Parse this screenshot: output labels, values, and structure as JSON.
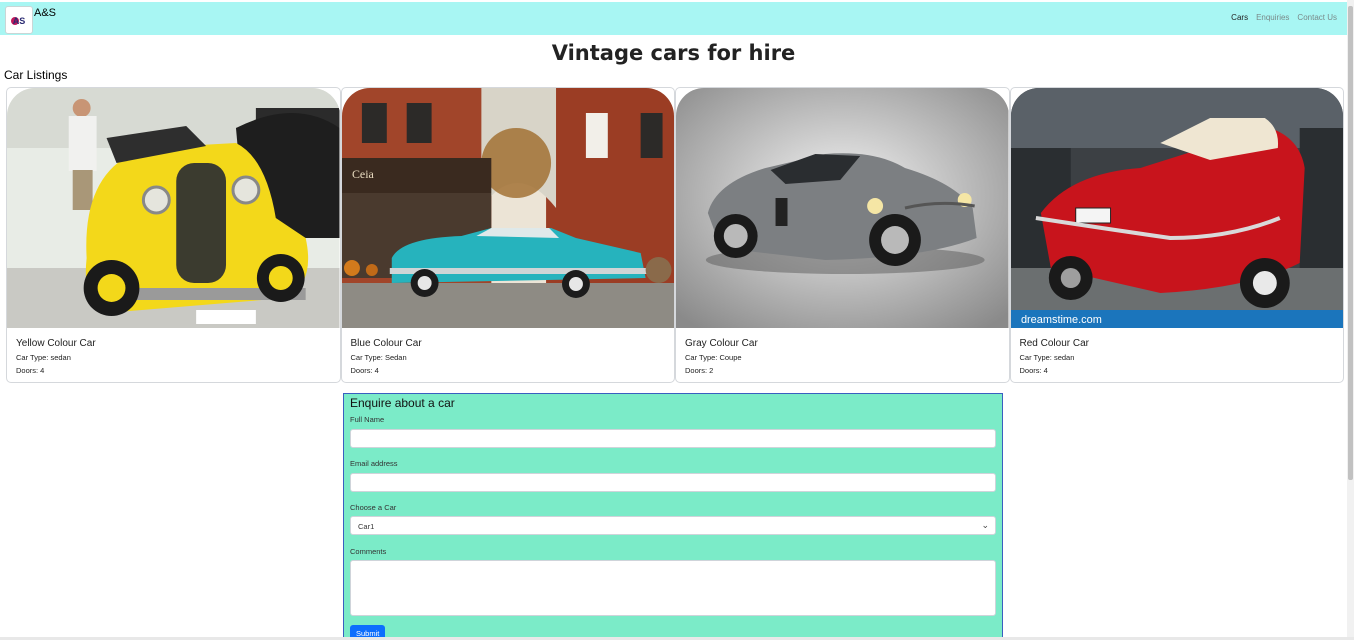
{
  "nav": {
    "brand": "A&S",
    "logo_text": "AS",
    "links": [
      "Cars",
      "Enquiries",
      "Contact Us"
    ]
  },
  "page_title": "Vintage cars for hire",
  "listings_title": "Car Listings",
  "cars": [
    {
      "name": "Yellow Colour Car",
      "type": "Car Type: sedan",
      "doors": "Doors: 4",
      "color": "#f3d81a"
    },
    {
      "name": "Blue Colour Car",
      "type": "Car Type: Sedan",
      "doors": "Doors: 4",
      "color": "#26b3bd"
    },
    {
      "name": "Gray Colour Car",
      "type": "Car Type: Coupe",
      "doors": "Doors: 2",
      "color": "#7c7f82"
    },
    {
      "name": "Red Colour Car",
      "type": "Car Type: sedan",
      "doors": "Doors: 4",
      "color": "#c8141c",
      "watermark": "dreamstime.com"
    }
  ],
  "form": {
    "title": "Enquire about a car",
    "full_name_label": "Full Name",
    "email_label": "Email address",
    "car_label": "Choose a Car",
    "car_selected": "Car1",
    "comments_label": "Comments",
    "submit_label": "Submit"
  },
  "colors": {
    "navbar": "#a8f6f3",
    "form_bg": "#7bebc8",
    "submit": "#0d6efd"
  }
}
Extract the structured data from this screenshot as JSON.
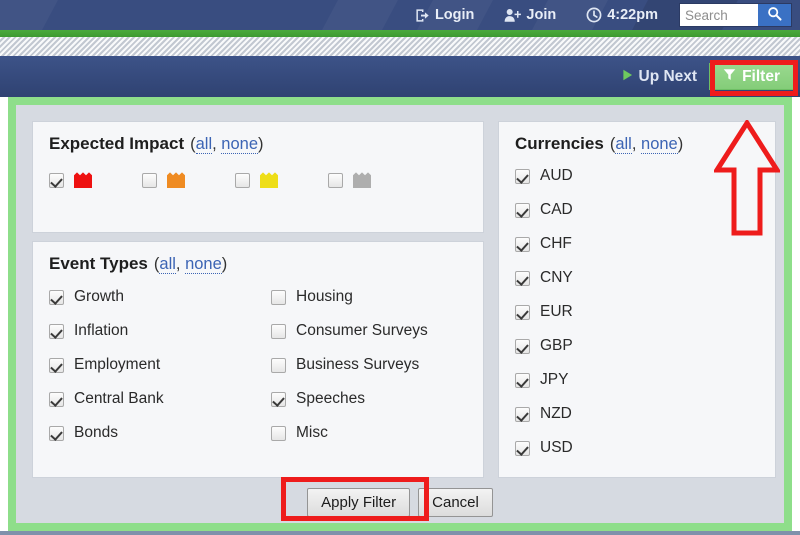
{
  "topbar": {
    "items": [
      {
        "label": "Login",
        "icon": "login-icon"
      },
      {
        "label": "Join",
        "icon": "user-add-icon"
      },
      {
        "label": "4:22pm",
        "icon": "clock-icon"
      }
    ],
    "search": {
      "value": "",
      "placeholder": "Search",
      "button_icon": "search-icon"
    }
  },
  "toolbar": {
    "up_next_label": "Up Next",
    "up_next_icon": "play-icon",
    "filter_label": "Filter",
    "filter_icon": "funnel-icon"
  },
  "filter_panel": {
    "impact": {
      "title": "Expected Impact",
      "all_label": "all",
      "none_label": "none",
      "separator": ", ",
      "open_paren": "(",
      "close_paren": ")",
      "levels": [
        {
          "name": "high-impact",
          "color": "#ee1111",
          "checked": true
        },
        {
          "name": "medium-impact",
          "color": "#ef8b22",
          "checked": false
        },
        {
          "name": "low-impact",
          "color": "#eede18",
          "checked": false
        },
        {
          "name": "non-economic",
          "color": "#aeaeae",
          "checked": false
        }
      ]
    },
    "event_types": {
      "title": "Event Types",
      "all_label": "all",
      "none_label": "none",
      "left_column": [
        {
          "label": "Growth",
          "checked": true
        },
        {
          "label": "Inflation",
          "checked": true
        },
        {
          "label": "Employment",
          "checked": true
        },
        {
          "label": "Central Bank",
          "checked": true
        },
        {
          "label": "Bonds",
          "checked": true
        }
      ],
      "right_column": [
        {
          "label": "Housing",
          "checked": false
        },
        {
          "label": "Consumer Surveys",
          "checked": false
        },
        {
          "label": "Business Surveys",
          "checked": false
        },
        {
          "label": "Speeches",
          "checked": true
        },
        {
          "label": "Misc",
          "checked": false
        }
      ]
    },
    "currencies": {
      "title": "Currencies",
      "all_label": "all",
      "none_label": "none",
      "items": [
        {
          "label": "AUD",
          "checked": true
        },
        {
          "label": "CAD",
          "checked": true
        },
        {
          "label": "CHF",
          "checked": true
        },
        {
          "label": "CNY",
          "checked": true
        },
        {
          "label": "EUR",
          "checked": true
        },
        {
          "label": "GBP",
          "checked": true
        },
        {
          "label": "JPY",
          "checked": true
        },
        {
          "label": "NZD",
          "checked": true
        },
        {
          "label": "USD",
          "checked": true
        }
      ]
    },
    "apply_label": "Apply Filter",
    "cancel_label": "Cancel"
  },
  "annotations": {
    "highlight_color": "#ee1c1c",
    "arrow_direction": "up",
    "highlighted_targets": [
      "filter-button",
      "apply-filter-button"
    ]
  },
  "colors": {
    "header_blue": "#394d80",
    "accent_green": "#3d9a31",
    "panel_border_green": "#8ede8a",
    "filter_button_green": "#8fd384",
    "panel_bg": "#d6dae1",
    "box_bg": "#f6f7f9",
    "link_blue": "#3c64b4"
  }
}
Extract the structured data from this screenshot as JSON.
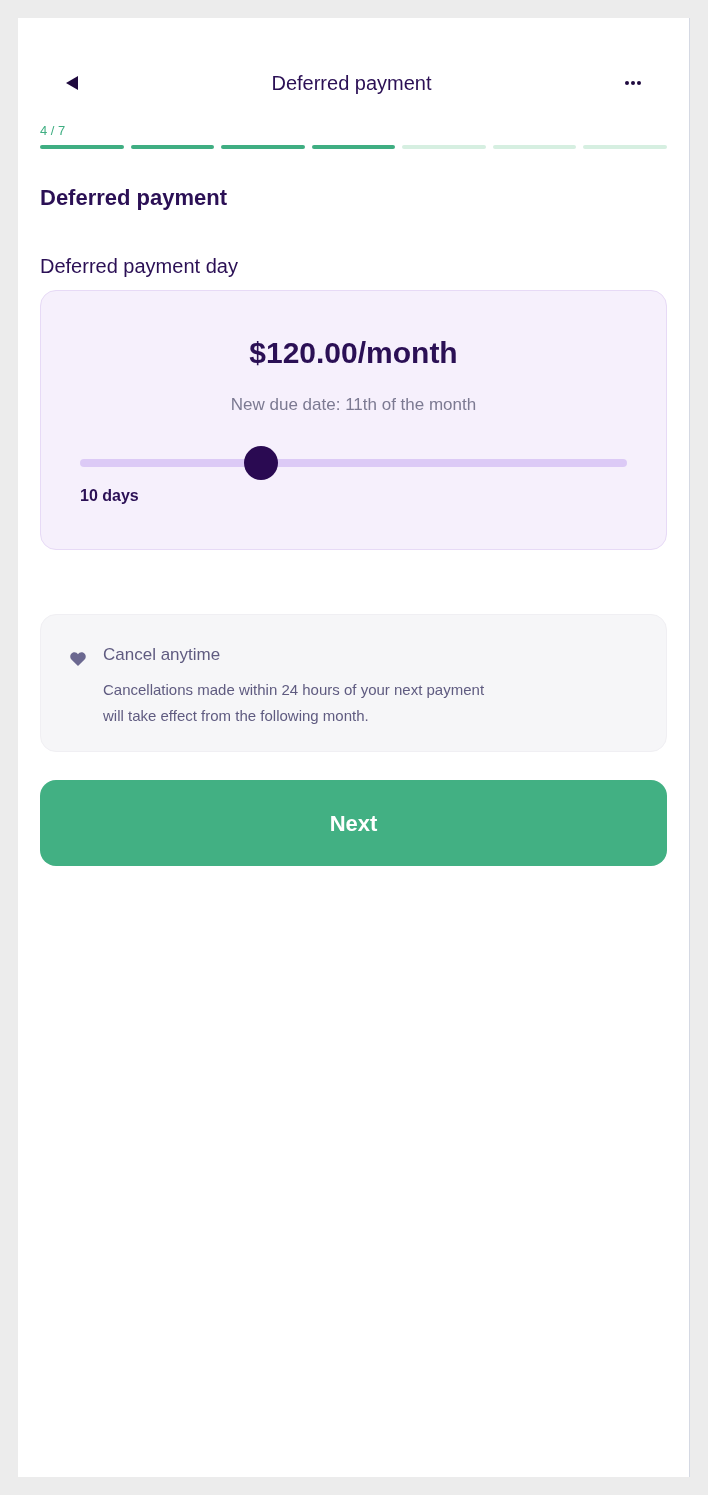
{
  "header": {
    "title": "Deferred payment"
  },
  "progress": {
    "label": "4 / 7",
    "steps": [
      {
        "completed": true
      },
      {
        "completed": true
      },
      {
        "completed": true
      },
      {
        "completed": true
      },
      {
        "completed": false
      },
      {
        "completed": false
      },
      {
        "completed": false
      }
    ]
  },
  "section_title": "Deferred payment",
  "field_label": "Deferred payment day",
  "payment_card": {
    "amount": "$120.00/month",
    "due_date": "New due date: 11th of the month",
    "slider": {
      "level": 0.33,
      "reading": "10 days"
    }
  },
  "info_card": {
    "title": "Cancel anytime",
    "text": "Cancellations made within 24 hours of your next payment will take effect from the following month."
  },
  "buttons": [
    {
      "kind": "primary",
      "label": "Next"
    }
  ]
}
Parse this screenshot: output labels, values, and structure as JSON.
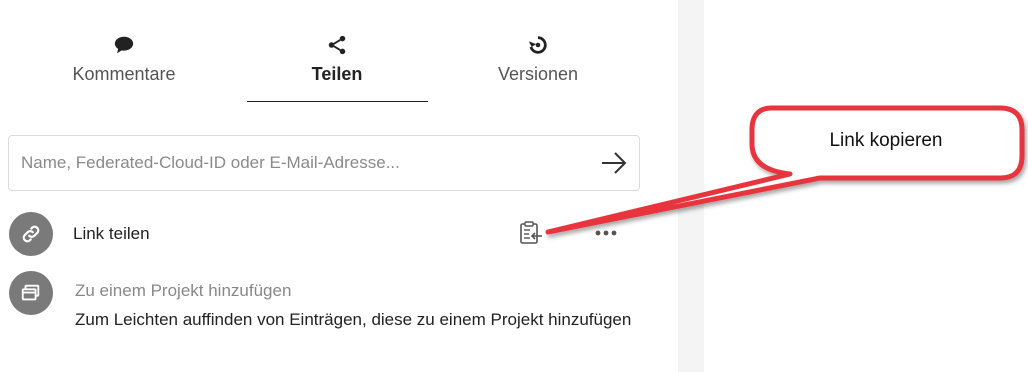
{
  "tabs": [
    {
      "label": "Kommentare",
      "icon": "comment-icon"
    },
    {
      "label": "Teilen",
      "icon": "share-icon",
      "active": true
    },
    {
      "label": "Versionen",
      "icon": "history-icon"
    }
  ],
  "search": {
    "placeholder": "Name, Federated-Cloud-ID oder E-Mail-Adresse...",
    "value": ""
  },
  "share_link": {
    "label": "Link teilen",
    "icon": "link-icon",
    "copy_icon": "clipboard-icon",
    "more_icon": "more-dots-icon"
  },
  "project": {
    "title": "Zu einem Projekt hinzufügen",
    "description": "Zum Leichten auffinden von Einträgen, diese zu einem Projekt hinzufügen",
    "icon": "project-icon"
  },
  "callout": {
    "text": "Link kopieren",
    "border_color": "#e8343c"
  }
}
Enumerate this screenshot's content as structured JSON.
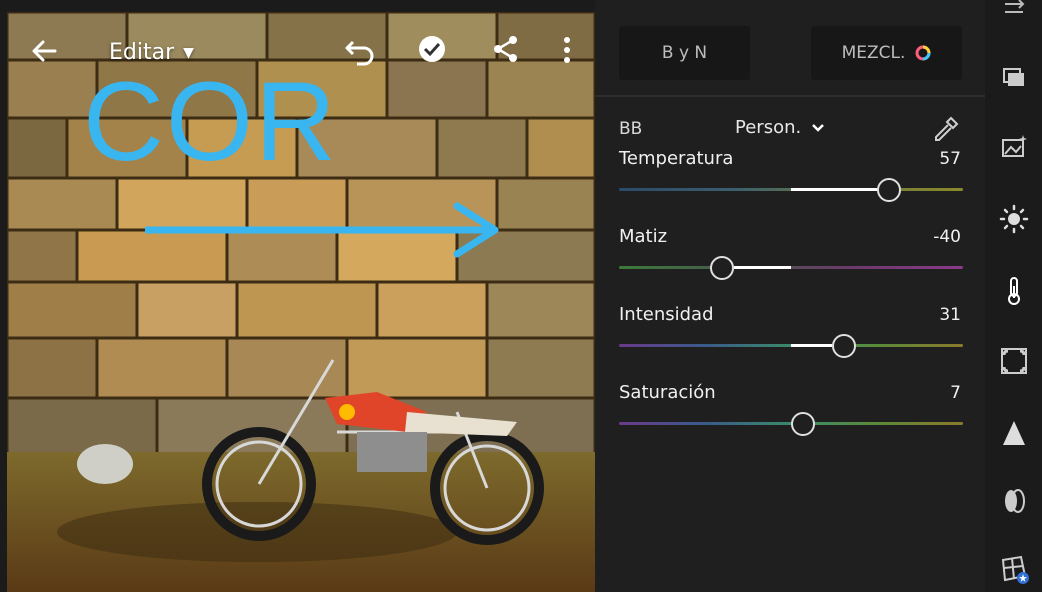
{
  "topbar": {
    "title": "Editar",
    "back_icon": "arrow-left-icon",
    "undo_icon": "undo-icon",
    "confirm_icon": "check-circle-icon",
    "share_icon": "share-icon",
    "more_icon": "more-vertical-icon"
  },
  "overlay": {
    "text": "COR",
    "color": "#39b6f0"
  },
  "panel": {
    "bw_button": "B y N",
    "mix_button": "MEZCL.",
    "wb_label": "BB",
    "wb_preset": "Person.",
    "sliders": [
      {
        "label": "Temperatura",
        "value": "57",
        "level": 0.785
      },
      {
        "label": "Matiz",
        "value": "-40",
        "level": 0.3
      },
      {
        "label": "Intensidad",
        "value": "31",
        "level": 0.655
      },
      {
        "label": "Saturación",
        "value": "7",
        "level": 0.535
      }
    ]
  },
  "rail": {
    "icons": [
      "swap-icon",
      "presets-icon",
      "auto-enhance-icon",
      "light-icon",
      "color-temperature-icon",
      "effects-icon",
      "detail-icon",
      "optics-icon",
      "geometry-icon"
    ]
  }
}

» TASK STATEMENT: Give every line above again exactly, with no pictures.

» ANSWER TO THE TASK:
Parse this screenshot: output labels, values, and structure as JSON.
{
  "nav": {
    "brand": "A&S",
    "logo_text": "AS",
    "links": [
      "Cars",
      "Enquiries",
      "Contact Us"
    ]
  },
  "page_title": "Vintage cars for hire",
  "listings_title": "Car Listings",
  "cars": [
    {
      "name": "Yellow Colour Car",
      "type": "Car Type: sedan",
      "doors": "Doors: 4",
      "color": "#f3d81a"
    },
    {
      "name": "Blue Colour Car",
      "type": "Car Type: Sedan",
      "doors": "Doors: 4",
      "color": "#26b3bd"
    },
    {
      "name": "Gray Colour Car",
      "type": "Car Type: Coupe",
      "doors": "Doors: 2",
      "color": "#7c7f82"
    },
    {
      "name": "Red Colour Car",
      "type": "Car Type: sedan",
      "doors": "Doors: 4",
      "color": "#c8141c",
      "watermark": "dreamstime.com"
    }
  ],
  "form": {
    "title": "Enquire about a car",
    "full_name_label": "Full Name",
    "email_label": "Email address",
    "car_label": "Choose a Car",
    "car_selected": "Car1",
    "comments_label": "Comments",
    "submit_label": "Submit"
  },
  "colors": {
    "navbar": "#a8f6f3",
    "form_bg": "#7bebc8",
    "submit": "#0d6efd"
  }
}
Extract the structured data from this screenshot as JSON.
{
  "topbar": {
    "items": [
      {
        "label": "Login",
        "icon": "login-icon"
      },
      {
        "label": "Join",
        "icon": "user-add-icon"
      },
      {
        "label": "4:22pm",
        "icon": "clock-icon"
      }
    ],
    "search": {
      "value": "",
      "placeholder": "Search",
      "button_icon": "search-icon"
    }
  },
  "toolbar": {
    "up_next_label": "Up Next",
    "up_next_icon": "play-icon",
    "filter_label": "Filter",
    "filter_icon": "funnel-icon"
  },
  "filter_panel": {
    "impact": {
      "title": "Expected Impact",
      "all_label": "all",
      "none_label": "none",
      "separator": ", ",
      "open_paren": "(",
      "close_paren": ")",
      "levels": [
        {
          "name": "high-impact",
          "color": "#ee1111",
          "checked": true
        },
        {
          "name": "medium-impact",
          "color": "#ef8b22",
          "checked": false
        },
        {
          "name": "low-impact",
          "color": "#eede18",
          "checked": false
        },
        {
          "name": "non-economic",
          "color": "#aeaeae",
          "checked": false
        }
      ]
    },
    "event_types": {
      "title": "Event Types",
      "all_label": "all",
      "none_label": "none",
      "left_column": [
        {
          "label": "Growth",
          "checked": true
        },
        {
          "label": "Inflation",
          "checked": true
        },
        {
          "label": "Employment",
          "checked": true
        },
        {
          "label": "Central Bank",
          "checked": true
        },
        {
          "label": "Bonds",
          "checked": true
        }
      ],
      "right_column": [
        {
          "label": "Housing",
          "checked": false
        },
        {
          "label": "Consumer Surveys",
          "checked": false
        },
        {
          "label": "Business Surveys",
          "checked": false
        },
        {
          "label": "Speeches",
          "checked": true
        },
        {
          "label": "Misc",
          "checked": false
        }
      ]
    },
    "currencies": {
      "title": "Currencies",
      "all_label": "all",
      "none_label": "none",
      "items": [
        {
          "label": "AUD",
          "checked": true
        },
        {
          "label": "CAD",
          "checked": true
        },
        {
          "label": "CHF",
          "checked": true
        },
        {
          "label": "CNY",
          "checked": true
        },
        {
          "label": "EUR",
          "checked": true
        },
        {
          "label": "GBP",
          "checked": true
        },
        {
          "label": "JPY",
          "checked": true
        },
        {
          "label": "NZD",
          "checked": true
        },
        {
          "label": "USD",
          "checked": true
        }
      ]
    },
    "apply_label": "Apply Filter",
    "cancel_label": "Cancel"
  },
  "annotations": {
    "highlight_color": "#ee1c1c",
    "arrow_direction": "up",
    "highlighted_targets": [
      "filter-button",
      "apply-filter-button"
    ]
  },
  "colors": {
    "header_blue": "#394d80",
    "accent_green": "#3d9a31",
    "panel_border_green": "#8ede8a",
    "filter_button_green": "#8fd384",
    "panel_bg": "#d6dae1",
    "box_bg": "#f6f7f9",
    "link_blue": "#3c64b4"
  }
}
Extract the structured data from this screenshot as JSON.
{
  "header": {
    "title": "Deferred payment"
  },
  "progress": {
    "label": "4 / 7",
    "steps": [
      {
        "completed": true
      },
      {
        "completed": true
      },
      {
        "completed": true
      },
      {
        "completed": true
      },
      {
        "completed": false
      },
      {
        "completed": false
      },
      {
        "completed": false
      }
    ]
  },
  "section_title": "Deferred payment",
  "field_label": "Deferred payment day",
  "payment_card": {
    "amount": "$120.00/month",
    "due_date": "New due date: 11th of the month",
    "slider": {
      "level": 0.33,
      "reading": "10 days"
    }
  },
  "info_card": {
    "title": "Cancel anytime",
    "text": "Cancellations made within 24 hours of your next payment will take effect from the following month."
  },
  "buttons": [
    {
      "kind": "primary",
      "label": "Next"
    }
  ]
}
Parse this screenshot: output labels, values, and structure as JSON.
{
  "tabs": [
    {
      "label": "Kommentare",
      "icon": "comment-icon"
    },
    {
      "label": "Teilen",
      "icon": "share-icon",
      "active": true
    },
    {
      "label": "Versionen",
      "icon": "history-icon"
    }
  ],
  "search": {
    "placeholder": "Name, Federated-Cloud-ID oder E-Mail-Adresse...",
    "value": ""
  },
  "share_link": {
    "label": "Link teilen",
    "icon": "link-icon",
    "copy_icon": "clipboard-icon",
    "more_icon": "more-dots-icon"
  },
  "project": {
    "title": "Zu einem Projekt hinzufügen",
    "description": "Zum Leichten auffinden von Einträgen, diese zu einem Projekt hinzufügen",
    "icon": "project-icon"
  },
  "callout": {
    "text": "Link kopieren",
    "border_color": "#e8343c"
  }
}
Enumerate this screenshot's content as structured JSON.
{
  "topbar": {
    "title": "Editar",
    "back_icon": "arrow-left-icon",
    "undo_icon": "undo-icon",
    "confirm_icon": "check-circle-icon",
    "share_icon": "share-icon",
    "more_icon": "more-vertical-icon"
  },
  "overlay": {
    "text": "COR",
    "color": "#39b6f0"
  },
  "panel": {
    "bw_button": "B y N",
    "mix_button": "MEZCL.",
    "wb_label": "BB",
    "wb_preset": "Person.",
    "sliders": [
      {
        "label": "Temperatura",
        "value": "57",
        "level": 0.785
      },
      {
        "label": "Matiz",
        "value": "-40",
        "level": 0.3
      },
      {
        "label": "Intensidad",
        "value": "31",
        "level": 0.655
      },
      {
        "label": "Saturación",
        "value": "7",
        "level": 0.535
      }
    ]
  },
  "rail": {
    "icons": [
      "swap-icon",
      "presets-icon",
      "auto-enhance-icon",
      "light-icon",
      "color-temperature-icon",
      "effects-icon",
      "detail-icon",
      "optics-icon",
      "geometry-icon"
    ]
  }
}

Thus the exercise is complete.